**EXERCISE REQUIREMENTS**
Gather the lines from the material that contain "color".

-------- SOURCE DATA

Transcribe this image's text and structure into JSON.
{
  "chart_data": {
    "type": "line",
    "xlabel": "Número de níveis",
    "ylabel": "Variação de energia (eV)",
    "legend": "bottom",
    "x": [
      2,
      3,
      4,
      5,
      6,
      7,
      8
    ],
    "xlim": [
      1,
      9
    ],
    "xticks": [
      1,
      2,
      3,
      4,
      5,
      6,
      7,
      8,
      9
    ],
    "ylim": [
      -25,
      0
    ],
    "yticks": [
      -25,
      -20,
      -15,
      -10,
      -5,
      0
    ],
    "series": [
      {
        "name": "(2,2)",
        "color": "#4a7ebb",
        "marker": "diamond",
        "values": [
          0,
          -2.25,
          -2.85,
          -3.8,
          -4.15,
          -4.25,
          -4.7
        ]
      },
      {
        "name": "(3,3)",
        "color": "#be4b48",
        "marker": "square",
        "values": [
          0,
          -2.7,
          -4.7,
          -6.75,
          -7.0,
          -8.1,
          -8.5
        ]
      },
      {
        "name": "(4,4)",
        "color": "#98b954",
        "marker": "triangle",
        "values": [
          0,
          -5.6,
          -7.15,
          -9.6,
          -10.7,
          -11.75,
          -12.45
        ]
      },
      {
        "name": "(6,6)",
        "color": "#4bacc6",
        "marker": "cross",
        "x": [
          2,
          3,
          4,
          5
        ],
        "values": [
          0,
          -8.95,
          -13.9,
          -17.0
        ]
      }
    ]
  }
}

----------------

**ANSWER FOR THIS EXERCISE**
        "color": "#4a7ebb",
        "color": "#be4b48",
        "color": "#98b954",
        "color": "#4bacc6",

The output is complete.